• Provided data
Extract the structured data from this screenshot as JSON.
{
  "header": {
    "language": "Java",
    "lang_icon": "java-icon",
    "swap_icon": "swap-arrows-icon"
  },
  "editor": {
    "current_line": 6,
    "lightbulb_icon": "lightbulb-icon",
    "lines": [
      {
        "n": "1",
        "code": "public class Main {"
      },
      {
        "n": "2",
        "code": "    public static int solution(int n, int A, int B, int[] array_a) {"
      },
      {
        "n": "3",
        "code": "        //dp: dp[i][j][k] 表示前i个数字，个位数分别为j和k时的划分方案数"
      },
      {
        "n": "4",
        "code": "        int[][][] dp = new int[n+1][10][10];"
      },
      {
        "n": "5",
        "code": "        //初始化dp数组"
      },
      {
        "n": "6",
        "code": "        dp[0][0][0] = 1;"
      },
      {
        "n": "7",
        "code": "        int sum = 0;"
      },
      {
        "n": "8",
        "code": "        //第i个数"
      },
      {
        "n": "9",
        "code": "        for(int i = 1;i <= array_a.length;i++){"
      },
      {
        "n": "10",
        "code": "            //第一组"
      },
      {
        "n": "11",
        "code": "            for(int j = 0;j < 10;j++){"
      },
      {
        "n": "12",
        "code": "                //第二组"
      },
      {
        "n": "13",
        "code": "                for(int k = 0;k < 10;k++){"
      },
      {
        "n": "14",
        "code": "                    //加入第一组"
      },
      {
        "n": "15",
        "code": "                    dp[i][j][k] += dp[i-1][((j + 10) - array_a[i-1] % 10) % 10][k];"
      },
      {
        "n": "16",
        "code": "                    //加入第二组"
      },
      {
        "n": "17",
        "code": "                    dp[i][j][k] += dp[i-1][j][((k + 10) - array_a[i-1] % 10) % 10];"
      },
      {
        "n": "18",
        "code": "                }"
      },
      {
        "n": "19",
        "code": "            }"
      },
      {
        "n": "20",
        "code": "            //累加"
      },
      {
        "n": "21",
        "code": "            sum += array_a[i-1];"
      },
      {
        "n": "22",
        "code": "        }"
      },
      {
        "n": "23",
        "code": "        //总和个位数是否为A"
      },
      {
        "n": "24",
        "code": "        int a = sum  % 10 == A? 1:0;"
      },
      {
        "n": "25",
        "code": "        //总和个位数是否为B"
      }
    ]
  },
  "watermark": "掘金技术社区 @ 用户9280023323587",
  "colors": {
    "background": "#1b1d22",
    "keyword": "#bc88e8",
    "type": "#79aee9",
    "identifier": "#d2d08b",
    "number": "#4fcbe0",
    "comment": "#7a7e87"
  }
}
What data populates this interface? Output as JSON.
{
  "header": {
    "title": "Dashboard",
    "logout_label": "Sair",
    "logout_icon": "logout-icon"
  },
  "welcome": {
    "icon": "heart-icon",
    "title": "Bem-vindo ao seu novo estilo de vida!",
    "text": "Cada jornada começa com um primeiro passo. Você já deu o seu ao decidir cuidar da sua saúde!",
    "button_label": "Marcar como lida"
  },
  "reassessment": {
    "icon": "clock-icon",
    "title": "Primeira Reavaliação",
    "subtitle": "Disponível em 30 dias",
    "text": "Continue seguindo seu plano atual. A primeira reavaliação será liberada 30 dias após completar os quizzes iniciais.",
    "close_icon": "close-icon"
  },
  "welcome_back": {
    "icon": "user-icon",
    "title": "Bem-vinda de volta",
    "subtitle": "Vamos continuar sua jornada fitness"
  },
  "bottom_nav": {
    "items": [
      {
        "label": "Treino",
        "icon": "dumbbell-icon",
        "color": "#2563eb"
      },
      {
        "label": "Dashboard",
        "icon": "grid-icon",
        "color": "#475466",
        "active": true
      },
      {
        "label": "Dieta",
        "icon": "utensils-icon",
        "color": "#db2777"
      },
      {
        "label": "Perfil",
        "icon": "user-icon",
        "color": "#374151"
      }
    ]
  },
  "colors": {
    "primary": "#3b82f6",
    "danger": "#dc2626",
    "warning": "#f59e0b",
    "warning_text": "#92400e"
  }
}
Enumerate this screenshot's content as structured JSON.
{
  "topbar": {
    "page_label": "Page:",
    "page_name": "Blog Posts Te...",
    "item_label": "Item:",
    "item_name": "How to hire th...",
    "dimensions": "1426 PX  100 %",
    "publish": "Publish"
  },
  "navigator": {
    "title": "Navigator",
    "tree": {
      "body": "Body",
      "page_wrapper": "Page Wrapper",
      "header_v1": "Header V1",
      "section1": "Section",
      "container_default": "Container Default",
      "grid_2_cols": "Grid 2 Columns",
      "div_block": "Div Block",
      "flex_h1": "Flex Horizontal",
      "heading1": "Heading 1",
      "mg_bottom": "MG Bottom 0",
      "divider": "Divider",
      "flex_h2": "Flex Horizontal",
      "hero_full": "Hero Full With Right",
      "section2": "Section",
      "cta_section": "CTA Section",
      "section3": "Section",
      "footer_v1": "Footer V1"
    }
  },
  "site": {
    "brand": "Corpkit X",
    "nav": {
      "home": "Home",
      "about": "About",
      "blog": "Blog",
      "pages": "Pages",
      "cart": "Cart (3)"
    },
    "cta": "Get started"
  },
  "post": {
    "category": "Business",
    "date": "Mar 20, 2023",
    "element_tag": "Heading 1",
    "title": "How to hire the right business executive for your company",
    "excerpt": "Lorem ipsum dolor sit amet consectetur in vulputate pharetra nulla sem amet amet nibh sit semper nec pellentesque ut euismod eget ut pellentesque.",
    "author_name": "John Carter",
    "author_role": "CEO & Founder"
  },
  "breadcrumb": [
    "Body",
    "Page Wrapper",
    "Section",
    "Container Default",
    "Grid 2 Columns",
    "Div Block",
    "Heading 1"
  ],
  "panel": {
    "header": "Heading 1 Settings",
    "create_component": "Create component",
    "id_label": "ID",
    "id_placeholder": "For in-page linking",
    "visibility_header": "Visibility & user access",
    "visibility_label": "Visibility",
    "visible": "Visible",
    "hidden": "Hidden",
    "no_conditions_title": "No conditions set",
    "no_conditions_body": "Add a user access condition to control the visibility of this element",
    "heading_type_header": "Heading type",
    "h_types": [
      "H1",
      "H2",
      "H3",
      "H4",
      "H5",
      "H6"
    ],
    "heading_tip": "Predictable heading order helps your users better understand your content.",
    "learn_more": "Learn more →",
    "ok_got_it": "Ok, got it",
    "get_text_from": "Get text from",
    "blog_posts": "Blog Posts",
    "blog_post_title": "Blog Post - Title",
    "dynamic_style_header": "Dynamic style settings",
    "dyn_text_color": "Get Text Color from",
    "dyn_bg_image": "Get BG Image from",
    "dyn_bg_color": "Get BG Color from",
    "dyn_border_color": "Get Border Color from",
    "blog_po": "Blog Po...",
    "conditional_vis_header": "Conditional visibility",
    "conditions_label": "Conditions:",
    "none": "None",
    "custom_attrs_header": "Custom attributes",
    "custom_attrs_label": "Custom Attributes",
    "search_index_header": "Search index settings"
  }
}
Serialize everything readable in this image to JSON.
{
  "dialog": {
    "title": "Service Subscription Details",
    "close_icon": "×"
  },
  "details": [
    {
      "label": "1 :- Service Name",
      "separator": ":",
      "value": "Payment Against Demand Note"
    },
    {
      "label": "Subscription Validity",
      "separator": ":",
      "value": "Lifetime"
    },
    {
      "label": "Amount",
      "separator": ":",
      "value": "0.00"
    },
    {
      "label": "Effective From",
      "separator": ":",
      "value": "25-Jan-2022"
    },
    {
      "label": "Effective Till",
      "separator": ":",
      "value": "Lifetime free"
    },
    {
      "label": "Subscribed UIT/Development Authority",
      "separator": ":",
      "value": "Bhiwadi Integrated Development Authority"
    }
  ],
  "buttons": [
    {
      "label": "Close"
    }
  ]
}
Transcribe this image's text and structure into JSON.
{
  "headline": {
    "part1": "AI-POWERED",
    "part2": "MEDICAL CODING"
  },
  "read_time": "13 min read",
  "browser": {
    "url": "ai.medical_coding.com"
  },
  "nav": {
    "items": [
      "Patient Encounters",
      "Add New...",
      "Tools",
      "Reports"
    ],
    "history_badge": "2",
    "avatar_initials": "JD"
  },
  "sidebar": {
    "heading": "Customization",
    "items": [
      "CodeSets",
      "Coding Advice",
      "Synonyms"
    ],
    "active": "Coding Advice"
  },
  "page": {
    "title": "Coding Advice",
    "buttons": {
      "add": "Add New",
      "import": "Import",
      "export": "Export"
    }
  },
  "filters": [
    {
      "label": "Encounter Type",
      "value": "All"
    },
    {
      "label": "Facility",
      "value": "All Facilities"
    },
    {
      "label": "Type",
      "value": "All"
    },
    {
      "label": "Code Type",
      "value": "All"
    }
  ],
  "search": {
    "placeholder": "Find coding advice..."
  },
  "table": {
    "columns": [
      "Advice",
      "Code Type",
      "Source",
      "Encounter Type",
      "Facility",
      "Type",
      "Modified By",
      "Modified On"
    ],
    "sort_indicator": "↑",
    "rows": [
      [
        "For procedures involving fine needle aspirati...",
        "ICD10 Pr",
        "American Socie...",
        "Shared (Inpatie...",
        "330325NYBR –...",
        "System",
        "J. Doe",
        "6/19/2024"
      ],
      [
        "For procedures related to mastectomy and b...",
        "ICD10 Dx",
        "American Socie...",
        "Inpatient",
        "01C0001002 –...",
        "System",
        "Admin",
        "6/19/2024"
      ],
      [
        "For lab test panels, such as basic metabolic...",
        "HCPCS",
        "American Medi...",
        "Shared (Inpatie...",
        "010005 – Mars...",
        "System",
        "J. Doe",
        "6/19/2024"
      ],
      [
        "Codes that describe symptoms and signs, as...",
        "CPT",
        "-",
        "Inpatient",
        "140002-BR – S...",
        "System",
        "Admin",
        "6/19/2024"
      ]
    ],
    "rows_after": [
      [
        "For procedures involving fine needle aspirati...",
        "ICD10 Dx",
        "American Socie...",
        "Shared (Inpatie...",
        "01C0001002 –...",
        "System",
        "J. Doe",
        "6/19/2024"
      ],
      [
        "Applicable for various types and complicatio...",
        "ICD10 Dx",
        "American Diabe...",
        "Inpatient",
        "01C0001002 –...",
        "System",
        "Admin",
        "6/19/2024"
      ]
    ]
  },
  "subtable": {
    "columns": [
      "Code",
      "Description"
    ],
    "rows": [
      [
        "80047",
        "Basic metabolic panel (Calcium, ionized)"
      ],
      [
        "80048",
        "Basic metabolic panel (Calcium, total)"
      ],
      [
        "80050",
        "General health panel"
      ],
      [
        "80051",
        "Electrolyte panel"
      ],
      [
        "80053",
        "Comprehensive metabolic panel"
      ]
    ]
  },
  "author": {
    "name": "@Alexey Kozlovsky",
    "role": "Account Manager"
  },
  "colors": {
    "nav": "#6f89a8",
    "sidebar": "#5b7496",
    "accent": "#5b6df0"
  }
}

• Description of the task
Select and copy each line from the data that includes the word "content".

• The output
Enumerate this screenshot's content as structured JSON.
    "heading_tip": "Predictable heading order helps your users better understand your content.",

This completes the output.